### The data

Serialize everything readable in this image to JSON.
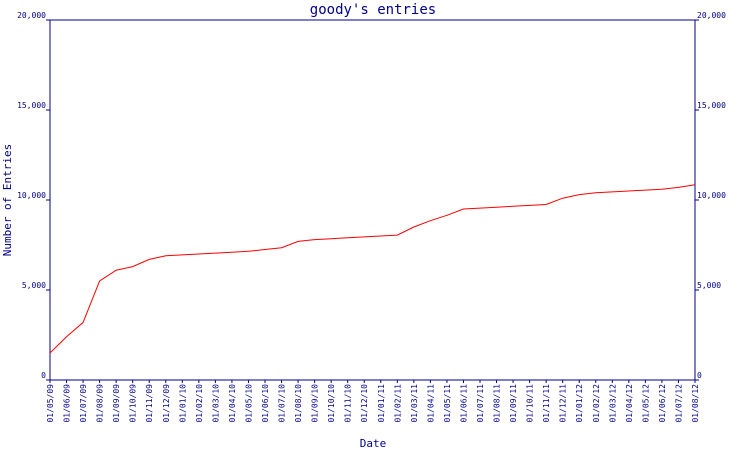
{
  "chart_data": {
    "type": "line",
    "title": "goody's entries",
    "xlabel": "Date",
    "ylabel": "Number of Entries",
    "ylim": [
      0,
      20000
    ],
    "yticks": [
      0,
      5000,
      10000,
      15000,
      20000
    ],
    "ytick_labels": [
      "0",
      "5,000",
      "10,000",
      "15,000",
      "20,000"
    ],
    "grid": false,
    "colors": {
      "axis": "#00008b",
      "line": "#ff0000"
    },
    "categories": [
      "01/05/09",
      "01/06/09",
      "01/07/09",
      "01/08/09",
      "01/09/09",
      "01/10/09",
      "01/11/09",
      "01/12/09",
      "01/01/10",
      "01/02/10",
      "01/03/10",
      "01/04/10",
      "01/05/10",
      "01/06/10",
      "01/07/10",
      "01/08/10",
      "01/09/10",
      "01/10/10",
      "01/11/10",
      "01/12/10",
      "01/01/11",
      "01/02/11",
      "01/03/11",
      "01/04/11",
      "01/05/11",
      "01/06/11",
      "01/07/11",
      "01/08/11",
      "01/09/11",
      "01/10/11",
      "01/11/11",
      "01/12/11",
      "01/01/12",
      "01/02/12",
      "01/03/12",
      "01/04/12",
      "01/05/12",
      "01/06/12",
      "01/07/12",
      "01/08/12"
    ],
    "series": [
      {
        "values": [
          1500,
          2400,
          3200,
          5500,
          6100,
          6300,
          6700,
          6900,
          6950,
          7000,
          7050,
          7100,
          7150,
          7250,
          7350,
          7700,
          7800,
          7850,
          7900,
          7950,
          8000,
          8050,
          8500,
          8850,
          9150,
          9500,
          9550,
          9600,
          9650,
          9700,
          9750,
          10100,
          10300,
          10400,
          10450,
          10500,
          10550,
          10600,
          10700,
          10850
        ]
      }
    ]
  }
}
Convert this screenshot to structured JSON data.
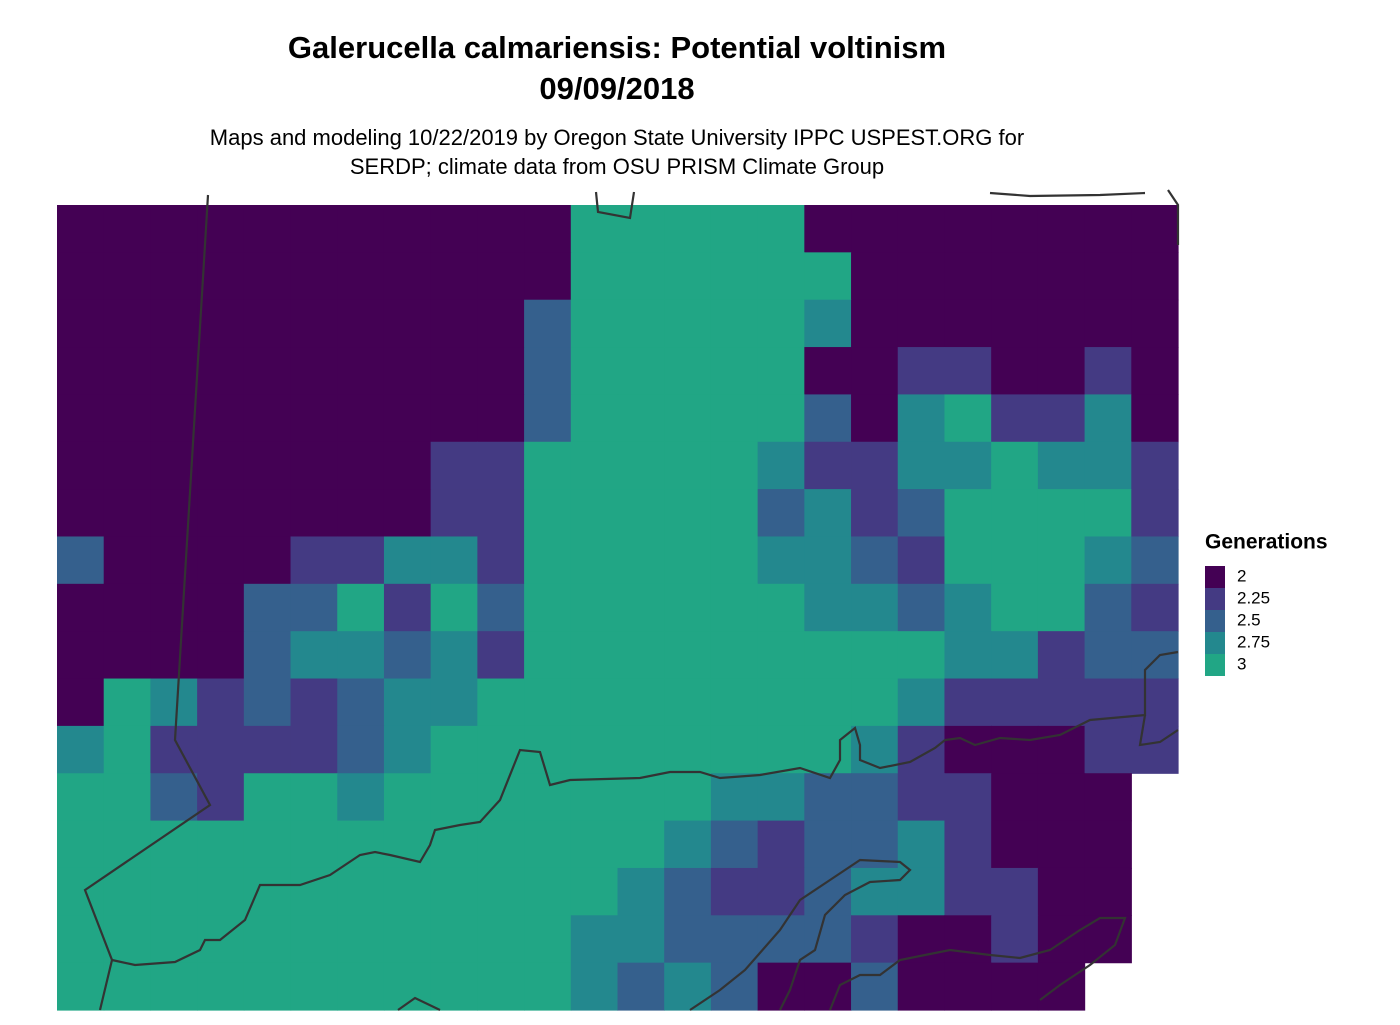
{
  "chart_data": {
    "type": "raster",
    "title": [
      "Galerucella calmariensis: Potential voltinism",
      "09/09/2018"
    ],
    "subtitle": [
      "Maps and modeling 10/22/2019 by Oregon State University IPPC USPEST.ORG for",
      "SERDP; climate data from OSU PRISM Climate Group"
    ],
    "legend": {
      "title": "Generations",
      "entries": [
        {
          "value": 2,
          "color": "#440154"
        },
        {
          "value": 2.25,
          "color": "#443a83"
        },
        {
          "value": 2.5,
          "color": "#35608d"
        },
        {
          "value": 2.75,
          "color": "#23888e"
        },
        {
          "value": 3,
          "color": "#21a685"
        }
      ]
    },
    "values": [
      [
        2,
        2,
        2,
        2,
        2,
        2,
        2,
        2,
        2,
        2,
        2,
        3,
        3,
        3,
        3,
        3,
        2,
        2,
        2,
        2,
        2,
        2,
        2,
        2
      ],
      [
        2,
        2,
        2,
        2,
        2,
        2,
        2,
        2,
        2,
        2,
        2,
        3,
        3,
        3,
        3,
        3,
        3,
        2,
        2,
        2,
        2,
        2,
        2,
        2
      ],
      [
        2,
        2,
        2,
        2,
        2,
        2,
        2,
        2,
        2,
        2,
        2.5,
        3,
        3,
        3,
        3,
        3,
        2.75,
        2,
        2,
        2,
        2,
        2,
        2,
        2
      ],
      [
        2,
        2,
        2,
        2,
        2,
        2,
        2,
        2,
        2,
        2,
        2.5,
        3,
        3,
        3,
        3,
        3,
        2,
        2,
        2.25,
        2.25,
        2,
        2,
        2.25,
        2
      ],
      [
        2,
        2,
        2,
        2,
        2,
        2,
        2,
        2,
        2,
        2,
        2.5,
        3,
        3,
        3,
        3,
        3,
        2.5,
        2,
        2.75,
        3,
        2.25,
        2.25,
        2.75,
        2
      ],
      [
        2,
        2,
        2,
        2,
        2,
        2,
        2,
        2,
        2.25,
        2.25,
        3,
        3,
        3,
        3,
        3,
        2.75,
        2.25,
        2.25,
        2.75,
        2.75,
        3,
        2.75,
        2.75,
        2.25
      ],
      [
        2,
        2,
        2,
        2,
        2,
        2,
        2,
        2,
        2.25,
        2.25,
        3,
        3,
        3,
        3,
        3,
        2.5,
        2.75,
        2.25,
        2.5,
        3,
        3,
        3,
        3,
        2.25
      ],
      [
        2.5,
        2,
        2,
        2,
        2,
        2.25,
        2.25,
        2.75,
        2.75,
        2.25,
        3,
        3,
        3,
        3,
        3,
        2.75,
        2.75,
        2.5,
        2.25,
        3,
        3,
        3,
        2.75,
        2.5
      ],
      [
        2,
        2,
        2,
        2,
        2.5,
        2.5,
        3,
        2.25,
        3,
        2.5,
        3,
        3,
        3,
        3,
        3,
        3,
        2.75,
        2.75,
        2.5,
        2.75,
        3,
        3,
        2.5,
        2.25
      ],
      [
        2,
        2,
        2,
        2,
        2.5,
        2.75,
        2.75,
        2.5,
        2.75,
        2.25,
        3,
        3,
        3,
        3,
        3,
        3,
        3,
        3,
        3,
        2.75,
        2.75,
        2.25,
        2.5,
        2.5
      ],
      [
        2,
        3,
        2.75,
        2.25,
        2.5,
        2.25,
        2.5,
        2.75,
        2.75,
        3,
        3,
        3,
        3,
        3,
        3,
        3,
        3,
        3,
        2.75,
        2.25,
        2.25,
        2.25,
        2.25,
        2.25
      ],
      [
        2.75,
        3,
        2.25,
        2.25,
        2.25,
        2.25,
        2.5,
        2.75,
        3,
        3,
        3,
        3,
        3,
        3,
        3,
        3,
        3,
        2.75,
        2.25,
        2,
        2,
        2,
        2.25,
        2.25
      ],
      [
        3,
        3,
        2.5,
        2.25,
        3,
        3,
        2.75,
        3,
        3,
        3,
        3,
        3,
        3,
        3,
        2.75,
        2.75,
        2.5,
        2.5,
        2.25,
        2.25,
        2,
        2,
        2,
        null
      ],
      [
        3,
        3,
        3,
        3,
        3,
        3,
        3,
        3,
        3,
        3,
        3,
        3,
        3,
        2.75,
        2.5,
        2.25,
        2.5,
        2.5,
        2.75,
        2.25,
        2,
        2,
        2,
        null
      ],
      [
        3,
        3,
        3,
        3,
        3,
        3,
        3,
        3,
        3,
        3,
        3,
        3,
        2.75,
        2.5,
        2.25,
        2.25,
        2.5,
        2.75,
        2.75,
        2.25,
        2.25,
        2,
        2,
        null
      ],
      [
        3,
        3,
        3,
        3,
        3,
        3,
        3,
        3,
        3,
        3,
        3,
        2.75,
        2.75,
        2.5,
        2.5,
        2.5,
        2.5,
        2.25,
        2,
        2,
        2.25,
        2,
        2,
        null
      ],
      [
        3,
        3,
        3,
        3,
        3,
        3,
        3,
        3,
        3,
        3,
        3,
        2.75,
        2.5,
        2.75,
        2.5,
        2,
        2,
        2.5,
        2,
        2,
        2,
        2,
        null,
        null
      ]
    ]
  }
}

######

> Task details
Go through the listing above and quote it exactly, apart from its images.

> Task answer
Serialize everything readable in this image to JSON.
{
  "chart_data": {
    "type": "line",
    "title": "goody's entries",
    "xlabel": "Date",
    "ylabel": "Number of Entries",
    "ylim": [
      0,
      20000
    ],
    "yticks": [
      0,
      5000,
      10000,
      15000,
      20000
    ],
    "ytick_labels": [
      "0",
      "5,000",
      "10,000",
      "15,000",
      "20,000"
    ],
    "grid": false,
    "colors": {
      "axis": "#00008b",
      "line": "#ff0000"
    },
    "categories": [
      "01/05/09",
      "01/06/09",
      "01/07/09",
      "01/08/09",
      "01/09/09",
      "01/10/09",
      "01/11/09",
      "01/12/09",
      "01/01/10",
      "01/02/10",
      "01/03/10",
      "01/04/10",
      "01/05/10",
      "01/06/10",
      "01/07/10",
      "01/08/10",
      "01/09/10",
      "01/10/10",
      "01/11/10",
      "01/12/10",
      "01/01/11",
      "01/02/11",
      "01/03/11",
      "01/04/11",
      "01/05/11",
      "01/06/11",
      "01/07/11",
      "01/08/11",
      "01/09/11",
      "01/10/11",
      "01/11/11",
      "01/12/11",
      "01/01/12",
      "01/02/12",
      "01/03/12",
      "01/04/12",
      "01/05/12",
      "01/06/12",
      "01/07/12",
      "01/08/12"
    ],
    "series": [
      {
        "values": [
          1500,
          2400,
          3200,
          5500,
          6100,
          6300,
          6700,
          6900,
          6950,
          7000,
          7050,
          7100,
          7150,
          7250,
          7350,
          7700,
          7800,
          7850,
          7900,
          7950,
          8000,
          8050,
          8500,
          8850,
          9150,
          9500,
          9550,
          9600,
          9650,
          9700,
          9750,
          10100,
          10300,
          10400,
          10450,
          10500,
          10550,
          10600,
          10700,
          10850
        ]
      }
    ]
  }
}
Convert this screenshot to structured JSON data.
{
  "chart_data": {
    "type": "raster",
    "title": [
      "Galerucella calmariensis: Potential voltinism",
      "09/09/2018"
    ],
    "subtitle": [
      "Maps and modeling 10/22/2019 by Oregon State University IPPC USPEST.ORG for",
      "SERDP; climate data from OSU PRISM Climate Group"
    ],
    "legend": {
      "title": "Generations",
      "entries": [
        {
          "value": 2,
          "color": "#440154"
        },
        {
          "value": 2.25,
          "color": "#443a83"
        },
        {
          "value": 2.5,
          "color": "#35608d"
        },
        {
          "value": 2.75,
          "color": "#23888e"
        },
        {
          "value": 3,
          "color": "#21a685"
        }
      ]
    },
    "values": [
      [
        2,
        2,
        2,
        2,
        2,
        2,
        2,
        2,
        2,
        2,
        2,
        3,
        3,
        3,
        3,
        3,
        2,
        2,
        2,
        2,
        2,
        2,
        2,
        2
      ],
      [
        2,
        2,
        2,
        2,
        2,
        2,
        2,
        2,
        2,
        2,
        2,
        3,
        3,
        3,
        3,
        3,
        3,
        2,
        2,
        2,
        2,
        2,
        2,
        2
      ],
      [
        2,
        2,
        2,
        2,
        2,
        2,
        2,
        2,
        2,
        2,
        2.5,
        3,
        3,
        3,
        3,
        3,
        2.75,
        2,
        2,
        2,
        2,
        2,
        2,
        2
      ],
      [
        2,
        2,
        2,
        2,
        2,
        2,
        2,
        2,
        2,
        2,
        2.5,
        3,
        3,
        3,
        3,
        3,
        2,
        2,
        2.25,
        2.25,
        2,
        2,
        2.25,
        2
      ],
      [
        2,
        2,
        2,
        2,
        2,
        2,
        2,
        2,
        2,
        2,
        2.5,
        3,
        3,
        3,
        3,
        3,
        2.5,
        2,
        2.75,
        3,
        2.25,
        2.25,
        2.75,
        2
      ],
      [
        2,
        2,
        2,
        2,
        2,
        2,
        2,
        2,
        2.25,
        2.25,
        3,
        3,
        3,
        3,
        3,
        2.75,
        2.25,
        2.25,
        2.75,
        2.75,
        3,
        2.75,
        2.75,
        2.25
      ],
      [
        2,
        2,
        2,
        2,
        2,
        2,
        2,
        2,
        2.25,
        2.25,
        3,
        3,
        3,
        3,
        3,
        2.5,
        2.75,
        2.25,
        2.5,
        3,
        3,
        3,
        3,
        2.25
      ],
      [
        2.5,
        2,
        2,
        2,
        2,
        2.25,
        2.25,
        2.75,
        2.75,
        2.25,
        3,
        3,
        3,
        3,
        3,
        2.75,
        2.75,
        2.5,
        2.25,
        3,
        3,
        3,
        2.75,
        2.5
      ],
      [
        2,
        2,
        2,
        2,
        2.5,
        2.5,
        3,
        2.25,
        3,
        2.5,
        3,
        3,
        3,
        3,
        3,
        3,
        2.75,
        2.75,
        2.5,
        2.75,
        3,
        3,
        2.5,
        2.25
      ],
      [
        2,
        2,
        2,
        2,
        2.5,
        2.75,
        2.75,
        2.5,
        2.75,
        2.25,
        3,
        3,
        3,
        3,
        3,
        3,
        3,
        3,
        3,
        2.75,
        2.75,
        2.25,
        2.5,
        2.5
      ],
      [
        2,
        3,
        2.75,
        2.25,
        2.5,
        2.25,
        2.5,
        2.75,
        2.75,
        3,
        3,
        3,
        3,
        3,
        3,
        3,
        3,
        3,
        2.75,
        2.25,
        2.25,
        2.25,
        2.25,
        2.25
      ],
      [
        2.75,
        3,
        2.25,
        2.25,
        2.25,
        2.25,
        2.5,
        2.75,
        3,
        3,
        3,
        3,
        3,
        3,
        3,
        3,
        3,
        2.75,
        2.25,
        2,
        2,
        2,
        2.25,
        2.25
      ],
      [
        3,
        3,
        2.5,
        2.25,
        3,
        3,
        2.75,
        3,
        3,
        3,
        3,
        3,
        3,
        3,
        2.75,
        2.75,
        2.5,
        2.5,
        2.25,
        2.25,
        2,
        2,
        2,
        null
      ],
      [
        3,
        3,
        3,
        3,
        3,
        3,
        3,
        3,
        3,
        3,
        3,
        3,
        3,
        2.75,
        2.5,
        2.25,
        2.5,
        2.5,
        2.75,
        2.25,
        2,
        2,
        2,
        null
      ],
      [
        3,
        3,
        3,
        3,
        3,
        3,
        3,
        3,
        3,
        3,
        3,
        3,
        2.75,
        2.5,
        2.25,
        2.25,
        2.5,
        2.75,
        2.75,
        2.25,
        2.25,
        2,
        2,
        null
      ],
      [
        3,
        3,
        3,
        3,
        3,
        3,
        3,
        3,
        3,
        3,
        3,
        2.75,
        2.75,
        2.5,
        2.5,
        2.5,
        2.5,
        2.25,
        2,
        2,
        2.25,
        2,
        2,
        null
      ],
      [
        3,
        3,
        3,
        3,
        3,
        3,
        3,
        3,
        3,
        3,
        3,
        2.75,
        2.5,
        2.75,
        2.5,
        2,
        2,
        2.5,
        2,
        2,
        2,
        2,
        null,
        null
      ]
    ]
  }
}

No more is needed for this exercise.